TASK SET
1. Answer each question from the text on cycle detection with Kahn's Algorithm.
(a) What kind of approach is Kahn's Algorithm described as?
(b) What is the name of the counter that tracks how many nodes have been processed?
(c) In the example with edges 0 → 1, 1 → 2, 2 → 0, why is the queue initially empty?
2. Write the next part of the text on cycle detection with Kahn's Algorithm, picking up after its last sentence.

TEXT SHOWN
<<<<

This implementation uses Kahn’s Algorithm, which is a BFS-based approach relying on in-degree tracking of nodes.

If the graph can be topologically sorted (i.e., every node is visited exactly once), it does not contain a cycle. Otherwise, a cycle exists.

Examples

Graph (Adjacency List) Cycle Detected Description
{ 0: [1], 1: [2], 2: [3], 3: [] } No Linear graph with no back edges
{ 0: [1], 1: [2], 2: [0] } Yes Cycle exists: 0 → 1 → 2 → 0
{ 0: [1], 1: [2], 2: [], 3: [1] } No Disconnected graph with no cycle
{ 0: [1], 1: [2], 2: [3], 3: [1] } Yes Cycle exists: 1 → 2 → 3 → 1
{} No Empty graph with no nodes or edges

Solution

Understanding the Problem

In a directed graph, a cycle occurs when a node eventually points back to itself through a sequence of directed edges. To detect this, we use Kahn’s Algorithm, which is typically used for topological sorting but can also be used for cycle detection.

Step-by-Step Explanation

We start by calculating the in-degree (number of incoming edges) for every node. Nodes with zero in-degree are not dependent on any other node and can be processed first.

We use a queue to keep track of these zero in-degree nodes. As we process a node, we reduce the in-degree of its neighbors. If any of these neighbors reach zero in-degree, they are added to the queue.

We also keep a counter (visitedCount) to track how many nodes we have processed in this way.

Case 1: No Cycle Exists

If the graph has no cycles, eventually every node will be processed, and the visitedCount will equal the total number of nodes. This means we were able to complete a topological sort, indicating no cycles.

Case 2: Cycle Exists

If there is a cycle, some nodes will always have a non-zero in-degree, because they are dependent on each other. These nodes will never enter the queue, so visitedCount will be less than the total number of nodes. This tells us a cycle exists.

Example

Consider a graph with edges: 0 → 1, 1 → 2, 2 → 0. All nodes are part of a cycle. No node has zero in-degree, so the queue is initially empty. visitedCount stays 0, and we detect a cycle.

>>>>

SOURCE MATERIAL

<<<<

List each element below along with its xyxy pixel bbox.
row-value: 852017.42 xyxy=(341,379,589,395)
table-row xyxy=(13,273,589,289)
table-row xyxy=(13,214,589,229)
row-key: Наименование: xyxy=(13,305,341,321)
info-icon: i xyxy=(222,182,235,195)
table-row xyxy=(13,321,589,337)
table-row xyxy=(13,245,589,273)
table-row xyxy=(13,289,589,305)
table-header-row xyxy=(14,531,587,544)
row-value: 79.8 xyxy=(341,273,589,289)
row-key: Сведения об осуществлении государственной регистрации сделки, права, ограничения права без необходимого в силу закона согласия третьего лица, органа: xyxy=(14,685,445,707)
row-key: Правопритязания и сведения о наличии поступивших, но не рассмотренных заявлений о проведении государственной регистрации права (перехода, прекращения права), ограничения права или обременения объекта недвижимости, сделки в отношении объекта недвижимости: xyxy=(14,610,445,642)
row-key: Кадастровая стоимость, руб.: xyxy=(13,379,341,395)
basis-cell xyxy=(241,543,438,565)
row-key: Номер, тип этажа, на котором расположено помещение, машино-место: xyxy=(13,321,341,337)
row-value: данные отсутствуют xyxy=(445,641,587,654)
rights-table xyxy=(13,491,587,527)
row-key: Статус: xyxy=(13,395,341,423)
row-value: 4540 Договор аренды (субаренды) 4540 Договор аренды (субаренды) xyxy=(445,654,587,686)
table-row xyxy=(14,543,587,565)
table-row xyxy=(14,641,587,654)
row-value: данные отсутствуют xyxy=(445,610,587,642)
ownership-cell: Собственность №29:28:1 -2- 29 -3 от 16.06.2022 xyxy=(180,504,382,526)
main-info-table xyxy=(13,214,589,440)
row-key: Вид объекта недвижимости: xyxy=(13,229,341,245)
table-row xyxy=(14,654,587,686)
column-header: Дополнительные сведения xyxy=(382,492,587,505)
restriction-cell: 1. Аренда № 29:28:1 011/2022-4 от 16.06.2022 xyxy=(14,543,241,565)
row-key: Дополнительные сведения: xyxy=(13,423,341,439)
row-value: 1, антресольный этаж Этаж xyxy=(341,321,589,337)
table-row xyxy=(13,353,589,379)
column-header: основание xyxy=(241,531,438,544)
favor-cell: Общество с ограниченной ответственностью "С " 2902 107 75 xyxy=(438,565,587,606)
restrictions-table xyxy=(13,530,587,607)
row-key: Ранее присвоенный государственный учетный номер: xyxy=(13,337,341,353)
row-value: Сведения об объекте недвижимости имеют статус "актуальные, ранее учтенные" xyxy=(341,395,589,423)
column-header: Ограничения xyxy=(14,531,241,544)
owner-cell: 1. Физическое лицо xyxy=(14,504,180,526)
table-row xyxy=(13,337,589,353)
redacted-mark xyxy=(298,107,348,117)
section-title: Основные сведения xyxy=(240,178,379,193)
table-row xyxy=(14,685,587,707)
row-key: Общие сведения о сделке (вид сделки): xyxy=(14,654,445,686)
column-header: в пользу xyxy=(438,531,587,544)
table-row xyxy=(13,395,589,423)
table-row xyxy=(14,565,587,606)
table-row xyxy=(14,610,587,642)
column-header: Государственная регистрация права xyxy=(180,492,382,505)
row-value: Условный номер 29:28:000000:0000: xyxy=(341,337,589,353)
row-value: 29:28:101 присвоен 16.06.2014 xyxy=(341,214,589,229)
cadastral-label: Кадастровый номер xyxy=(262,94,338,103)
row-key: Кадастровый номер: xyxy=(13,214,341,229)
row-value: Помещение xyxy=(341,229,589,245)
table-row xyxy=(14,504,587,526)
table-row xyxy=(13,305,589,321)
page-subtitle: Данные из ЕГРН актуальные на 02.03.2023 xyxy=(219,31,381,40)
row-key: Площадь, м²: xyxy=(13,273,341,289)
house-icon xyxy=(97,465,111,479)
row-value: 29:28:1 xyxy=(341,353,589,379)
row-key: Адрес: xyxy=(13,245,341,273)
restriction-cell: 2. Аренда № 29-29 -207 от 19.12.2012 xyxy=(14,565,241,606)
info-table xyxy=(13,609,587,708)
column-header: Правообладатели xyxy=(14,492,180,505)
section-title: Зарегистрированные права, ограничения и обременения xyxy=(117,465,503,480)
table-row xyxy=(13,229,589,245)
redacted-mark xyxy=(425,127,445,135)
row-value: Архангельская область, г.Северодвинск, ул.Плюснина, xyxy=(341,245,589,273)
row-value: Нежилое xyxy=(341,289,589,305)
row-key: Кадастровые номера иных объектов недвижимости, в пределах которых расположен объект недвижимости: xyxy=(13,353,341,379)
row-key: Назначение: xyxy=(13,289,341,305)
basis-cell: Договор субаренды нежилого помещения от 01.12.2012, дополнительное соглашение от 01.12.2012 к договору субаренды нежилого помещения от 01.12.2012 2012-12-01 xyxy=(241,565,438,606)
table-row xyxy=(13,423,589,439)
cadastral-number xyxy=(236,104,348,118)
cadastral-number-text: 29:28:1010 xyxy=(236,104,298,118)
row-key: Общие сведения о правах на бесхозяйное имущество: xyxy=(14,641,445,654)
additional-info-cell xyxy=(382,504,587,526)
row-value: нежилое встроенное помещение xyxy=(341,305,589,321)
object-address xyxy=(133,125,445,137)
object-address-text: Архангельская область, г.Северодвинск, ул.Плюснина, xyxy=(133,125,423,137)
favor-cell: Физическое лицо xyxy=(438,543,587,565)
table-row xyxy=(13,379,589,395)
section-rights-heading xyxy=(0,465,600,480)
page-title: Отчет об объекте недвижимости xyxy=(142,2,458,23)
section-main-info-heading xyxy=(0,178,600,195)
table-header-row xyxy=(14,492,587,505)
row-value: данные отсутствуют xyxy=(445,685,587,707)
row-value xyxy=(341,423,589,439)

>>>>

RESPONSES TO THE TASKS
1.
(a) It is a BFS-based approach that relies on tracking the in-degree of nodes.
(b) The counter is visitedCount.
(c) No node has zero in-degree.

2.
Now consider a graph with edges: 0 → 1, 1 → 2. This has no cycle. Nodes will be processed one by one (0, then 1, then 2), and visitedCount becomes 3 (equal to number of nodes). No cycle is detected.

Algorithm Steps

  1. Initialize an inDegree map for all nodes with value 0.
  2. Loop through the graph to compute in-degrees of all nodes.
  3. Create a queue and enqueue all nodes with in-degree 0.
  4. Initialize a visitedCount to 0.
  5. While the queue is not empty:
    1. Dequeue a node.
    2. Increment visitedCount.
    3. For each neighbor:
      • Decrement their in-degree by 1.
      • If in-degree becomes 0, enqueue the neighbor.
  6. After traversal, if visitedCount is less than total nodes, return true (cycle exists); else false.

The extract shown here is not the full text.